> The exercise
Wherever the string "prestazioni" appears in the listing, copy that line.

(Records from a dataset)
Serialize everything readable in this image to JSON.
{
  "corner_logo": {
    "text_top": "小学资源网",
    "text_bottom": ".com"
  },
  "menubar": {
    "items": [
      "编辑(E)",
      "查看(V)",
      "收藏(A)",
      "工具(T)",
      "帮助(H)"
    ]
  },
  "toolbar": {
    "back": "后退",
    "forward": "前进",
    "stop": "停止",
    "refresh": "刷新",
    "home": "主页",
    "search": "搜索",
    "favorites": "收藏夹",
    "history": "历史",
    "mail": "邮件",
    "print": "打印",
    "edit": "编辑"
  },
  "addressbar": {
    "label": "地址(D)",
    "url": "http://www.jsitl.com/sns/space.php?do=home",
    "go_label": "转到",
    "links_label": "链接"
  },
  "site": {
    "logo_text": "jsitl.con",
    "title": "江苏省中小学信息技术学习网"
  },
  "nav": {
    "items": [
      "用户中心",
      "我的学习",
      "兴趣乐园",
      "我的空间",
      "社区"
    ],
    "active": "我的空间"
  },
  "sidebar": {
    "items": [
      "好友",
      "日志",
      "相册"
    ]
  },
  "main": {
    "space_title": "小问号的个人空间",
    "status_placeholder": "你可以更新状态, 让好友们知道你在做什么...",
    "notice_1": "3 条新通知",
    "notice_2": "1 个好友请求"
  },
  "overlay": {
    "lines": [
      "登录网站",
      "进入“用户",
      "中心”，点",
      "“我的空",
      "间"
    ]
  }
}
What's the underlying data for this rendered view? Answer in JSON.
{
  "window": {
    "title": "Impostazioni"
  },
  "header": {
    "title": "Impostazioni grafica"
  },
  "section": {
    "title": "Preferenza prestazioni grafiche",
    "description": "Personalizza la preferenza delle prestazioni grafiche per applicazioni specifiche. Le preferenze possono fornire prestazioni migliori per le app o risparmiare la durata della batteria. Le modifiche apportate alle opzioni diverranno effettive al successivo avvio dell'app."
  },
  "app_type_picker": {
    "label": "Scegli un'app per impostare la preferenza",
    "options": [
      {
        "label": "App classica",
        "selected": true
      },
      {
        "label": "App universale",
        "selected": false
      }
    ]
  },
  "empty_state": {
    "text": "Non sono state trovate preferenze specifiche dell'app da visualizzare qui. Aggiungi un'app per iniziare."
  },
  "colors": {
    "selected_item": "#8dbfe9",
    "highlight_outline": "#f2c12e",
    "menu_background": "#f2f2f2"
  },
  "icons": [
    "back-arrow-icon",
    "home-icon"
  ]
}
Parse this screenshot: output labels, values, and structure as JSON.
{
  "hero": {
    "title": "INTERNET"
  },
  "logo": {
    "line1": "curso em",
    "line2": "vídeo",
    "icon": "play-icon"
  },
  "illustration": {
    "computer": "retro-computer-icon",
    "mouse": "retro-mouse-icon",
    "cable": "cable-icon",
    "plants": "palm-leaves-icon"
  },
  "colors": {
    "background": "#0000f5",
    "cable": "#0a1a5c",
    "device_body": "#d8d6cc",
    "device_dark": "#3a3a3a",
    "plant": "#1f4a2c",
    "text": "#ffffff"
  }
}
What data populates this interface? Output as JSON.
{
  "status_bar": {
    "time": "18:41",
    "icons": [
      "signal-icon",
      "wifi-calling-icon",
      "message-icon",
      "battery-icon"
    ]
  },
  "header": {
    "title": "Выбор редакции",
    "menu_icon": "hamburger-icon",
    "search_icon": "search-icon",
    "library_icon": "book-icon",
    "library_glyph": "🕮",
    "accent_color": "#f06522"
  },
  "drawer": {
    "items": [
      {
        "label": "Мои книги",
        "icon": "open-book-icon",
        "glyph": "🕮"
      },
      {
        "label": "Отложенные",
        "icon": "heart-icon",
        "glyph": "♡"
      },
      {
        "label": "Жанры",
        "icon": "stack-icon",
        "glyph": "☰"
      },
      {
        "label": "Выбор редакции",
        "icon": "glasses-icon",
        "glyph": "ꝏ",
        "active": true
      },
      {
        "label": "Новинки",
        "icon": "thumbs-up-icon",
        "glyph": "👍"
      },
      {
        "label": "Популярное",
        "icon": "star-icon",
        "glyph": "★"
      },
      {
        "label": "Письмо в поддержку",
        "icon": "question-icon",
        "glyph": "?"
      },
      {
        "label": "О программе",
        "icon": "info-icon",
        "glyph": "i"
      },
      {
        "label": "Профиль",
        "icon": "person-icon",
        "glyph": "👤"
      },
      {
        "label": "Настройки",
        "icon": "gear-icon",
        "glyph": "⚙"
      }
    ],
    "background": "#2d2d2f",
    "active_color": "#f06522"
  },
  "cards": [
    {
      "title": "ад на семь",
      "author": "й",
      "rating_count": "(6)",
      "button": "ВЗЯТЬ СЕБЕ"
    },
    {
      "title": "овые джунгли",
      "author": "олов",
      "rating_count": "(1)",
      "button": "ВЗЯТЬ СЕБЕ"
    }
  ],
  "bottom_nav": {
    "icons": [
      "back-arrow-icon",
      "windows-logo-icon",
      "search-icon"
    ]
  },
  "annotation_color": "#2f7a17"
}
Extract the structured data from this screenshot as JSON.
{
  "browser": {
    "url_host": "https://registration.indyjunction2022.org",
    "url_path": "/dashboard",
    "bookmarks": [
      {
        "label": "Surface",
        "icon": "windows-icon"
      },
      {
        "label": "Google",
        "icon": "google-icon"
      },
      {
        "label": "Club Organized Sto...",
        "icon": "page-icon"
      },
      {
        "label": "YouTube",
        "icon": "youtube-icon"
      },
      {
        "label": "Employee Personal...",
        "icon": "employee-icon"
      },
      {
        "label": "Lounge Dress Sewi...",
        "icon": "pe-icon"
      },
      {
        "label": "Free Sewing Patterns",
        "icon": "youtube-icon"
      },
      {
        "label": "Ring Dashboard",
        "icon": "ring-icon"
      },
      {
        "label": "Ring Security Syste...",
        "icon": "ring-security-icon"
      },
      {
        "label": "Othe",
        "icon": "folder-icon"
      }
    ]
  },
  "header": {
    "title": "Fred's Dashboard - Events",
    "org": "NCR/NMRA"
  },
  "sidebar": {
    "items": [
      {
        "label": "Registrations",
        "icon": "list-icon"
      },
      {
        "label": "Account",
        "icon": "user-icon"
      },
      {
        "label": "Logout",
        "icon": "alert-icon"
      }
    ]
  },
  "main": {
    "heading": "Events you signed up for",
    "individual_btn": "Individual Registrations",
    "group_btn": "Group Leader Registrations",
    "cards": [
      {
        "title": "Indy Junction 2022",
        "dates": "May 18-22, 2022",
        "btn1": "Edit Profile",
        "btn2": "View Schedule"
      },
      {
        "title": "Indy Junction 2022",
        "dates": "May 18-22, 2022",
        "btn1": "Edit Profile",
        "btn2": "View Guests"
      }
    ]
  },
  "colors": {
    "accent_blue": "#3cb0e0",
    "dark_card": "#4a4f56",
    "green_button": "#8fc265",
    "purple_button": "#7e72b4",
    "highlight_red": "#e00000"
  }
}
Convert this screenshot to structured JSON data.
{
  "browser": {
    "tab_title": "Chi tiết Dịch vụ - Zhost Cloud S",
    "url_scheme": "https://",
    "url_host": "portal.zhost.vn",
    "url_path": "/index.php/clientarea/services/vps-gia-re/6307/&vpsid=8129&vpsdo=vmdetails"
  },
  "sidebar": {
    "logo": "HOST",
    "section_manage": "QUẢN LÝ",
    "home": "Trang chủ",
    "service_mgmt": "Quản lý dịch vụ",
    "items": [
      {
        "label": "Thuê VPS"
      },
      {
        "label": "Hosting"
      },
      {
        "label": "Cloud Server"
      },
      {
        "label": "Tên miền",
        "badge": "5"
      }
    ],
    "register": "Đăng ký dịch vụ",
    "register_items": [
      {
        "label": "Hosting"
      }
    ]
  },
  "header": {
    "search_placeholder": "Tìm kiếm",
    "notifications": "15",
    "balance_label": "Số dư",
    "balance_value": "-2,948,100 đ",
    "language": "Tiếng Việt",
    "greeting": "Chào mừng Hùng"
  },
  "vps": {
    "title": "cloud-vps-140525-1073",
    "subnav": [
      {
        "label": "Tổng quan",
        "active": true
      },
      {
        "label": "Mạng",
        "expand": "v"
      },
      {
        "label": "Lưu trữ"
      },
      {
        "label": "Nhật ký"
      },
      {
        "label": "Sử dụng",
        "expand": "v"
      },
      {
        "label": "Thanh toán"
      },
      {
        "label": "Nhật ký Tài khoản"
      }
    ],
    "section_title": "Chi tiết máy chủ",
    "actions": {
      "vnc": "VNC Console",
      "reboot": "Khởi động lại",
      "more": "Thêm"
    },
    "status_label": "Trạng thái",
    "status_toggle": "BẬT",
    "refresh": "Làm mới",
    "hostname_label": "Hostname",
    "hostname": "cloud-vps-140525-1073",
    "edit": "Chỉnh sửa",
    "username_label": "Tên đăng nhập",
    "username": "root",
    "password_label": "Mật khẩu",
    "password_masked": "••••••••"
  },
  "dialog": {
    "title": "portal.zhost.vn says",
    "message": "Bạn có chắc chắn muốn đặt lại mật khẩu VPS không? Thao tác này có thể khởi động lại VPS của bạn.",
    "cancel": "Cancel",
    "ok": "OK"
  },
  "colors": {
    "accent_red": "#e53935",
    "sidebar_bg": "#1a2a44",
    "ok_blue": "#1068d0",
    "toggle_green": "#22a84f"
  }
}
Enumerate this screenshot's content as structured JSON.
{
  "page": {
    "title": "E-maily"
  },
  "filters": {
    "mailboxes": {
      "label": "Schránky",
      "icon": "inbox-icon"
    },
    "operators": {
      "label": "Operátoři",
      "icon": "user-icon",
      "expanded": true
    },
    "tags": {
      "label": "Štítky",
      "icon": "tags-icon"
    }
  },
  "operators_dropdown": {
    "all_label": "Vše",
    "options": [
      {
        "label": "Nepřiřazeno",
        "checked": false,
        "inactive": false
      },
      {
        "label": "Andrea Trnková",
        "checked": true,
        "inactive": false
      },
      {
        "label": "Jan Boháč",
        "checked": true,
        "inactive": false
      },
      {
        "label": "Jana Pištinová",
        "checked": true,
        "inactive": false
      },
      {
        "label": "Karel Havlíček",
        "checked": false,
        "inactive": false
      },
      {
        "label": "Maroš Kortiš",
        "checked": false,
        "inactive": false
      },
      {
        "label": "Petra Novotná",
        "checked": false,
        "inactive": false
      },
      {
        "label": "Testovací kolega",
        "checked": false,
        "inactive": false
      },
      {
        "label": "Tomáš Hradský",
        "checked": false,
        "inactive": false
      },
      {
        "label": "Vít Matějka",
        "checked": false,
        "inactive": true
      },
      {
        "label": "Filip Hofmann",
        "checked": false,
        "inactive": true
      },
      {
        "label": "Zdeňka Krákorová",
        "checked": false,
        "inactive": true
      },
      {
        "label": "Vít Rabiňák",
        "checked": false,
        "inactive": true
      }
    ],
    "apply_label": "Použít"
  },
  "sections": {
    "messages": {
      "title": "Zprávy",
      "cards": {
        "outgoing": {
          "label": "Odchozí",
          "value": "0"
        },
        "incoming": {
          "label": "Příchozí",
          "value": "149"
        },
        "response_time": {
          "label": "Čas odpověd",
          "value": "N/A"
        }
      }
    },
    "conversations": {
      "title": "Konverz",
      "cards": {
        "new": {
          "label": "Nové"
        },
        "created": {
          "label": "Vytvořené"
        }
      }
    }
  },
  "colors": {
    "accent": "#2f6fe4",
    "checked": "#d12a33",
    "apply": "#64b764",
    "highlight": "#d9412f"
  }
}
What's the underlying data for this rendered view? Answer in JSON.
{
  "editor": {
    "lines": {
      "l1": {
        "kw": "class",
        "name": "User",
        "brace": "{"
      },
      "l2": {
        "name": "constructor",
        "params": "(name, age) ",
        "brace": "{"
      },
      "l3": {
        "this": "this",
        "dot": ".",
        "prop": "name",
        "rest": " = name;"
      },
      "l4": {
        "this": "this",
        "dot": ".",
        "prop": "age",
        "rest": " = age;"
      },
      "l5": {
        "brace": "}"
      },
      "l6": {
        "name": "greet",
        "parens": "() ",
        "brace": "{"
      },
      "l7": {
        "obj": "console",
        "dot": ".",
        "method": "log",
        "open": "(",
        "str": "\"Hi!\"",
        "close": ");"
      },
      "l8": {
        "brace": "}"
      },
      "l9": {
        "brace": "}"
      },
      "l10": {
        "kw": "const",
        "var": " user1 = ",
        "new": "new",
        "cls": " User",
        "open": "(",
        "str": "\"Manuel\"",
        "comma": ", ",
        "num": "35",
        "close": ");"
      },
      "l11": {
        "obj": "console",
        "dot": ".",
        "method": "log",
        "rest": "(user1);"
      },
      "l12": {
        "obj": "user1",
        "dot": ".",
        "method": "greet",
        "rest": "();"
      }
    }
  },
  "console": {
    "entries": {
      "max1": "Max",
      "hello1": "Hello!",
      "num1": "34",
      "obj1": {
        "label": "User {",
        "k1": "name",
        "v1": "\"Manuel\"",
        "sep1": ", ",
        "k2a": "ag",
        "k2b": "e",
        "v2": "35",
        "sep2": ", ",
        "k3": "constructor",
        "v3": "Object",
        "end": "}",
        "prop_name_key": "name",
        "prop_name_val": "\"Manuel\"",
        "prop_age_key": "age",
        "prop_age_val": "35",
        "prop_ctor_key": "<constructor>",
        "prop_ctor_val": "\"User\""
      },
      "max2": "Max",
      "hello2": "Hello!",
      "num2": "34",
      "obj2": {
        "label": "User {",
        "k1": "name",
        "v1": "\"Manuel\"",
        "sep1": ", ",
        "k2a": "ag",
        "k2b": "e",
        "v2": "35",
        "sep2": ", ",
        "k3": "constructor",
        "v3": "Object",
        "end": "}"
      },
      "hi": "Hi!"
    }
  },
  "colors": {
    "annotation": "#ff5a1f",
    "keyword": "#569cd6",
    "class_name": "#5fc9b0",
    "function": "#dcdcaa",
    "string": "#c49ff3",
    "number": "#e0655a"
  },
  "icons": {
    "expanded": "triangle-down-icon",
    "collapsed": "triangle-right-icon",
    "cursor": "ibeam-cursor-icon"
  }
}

> Expected answer
    "title": "Preferenza prestazioni grafiche",
    "description": "Personalizza la preferenza delle prestazioni grafiche per applicazioni specifiche. Le preferenze possono fornire prestazioni migliori per le app o risparmiare la durata della batteria. Le modifiche apportate alle opzioni diverranno effettive al successivo avvio dell'app."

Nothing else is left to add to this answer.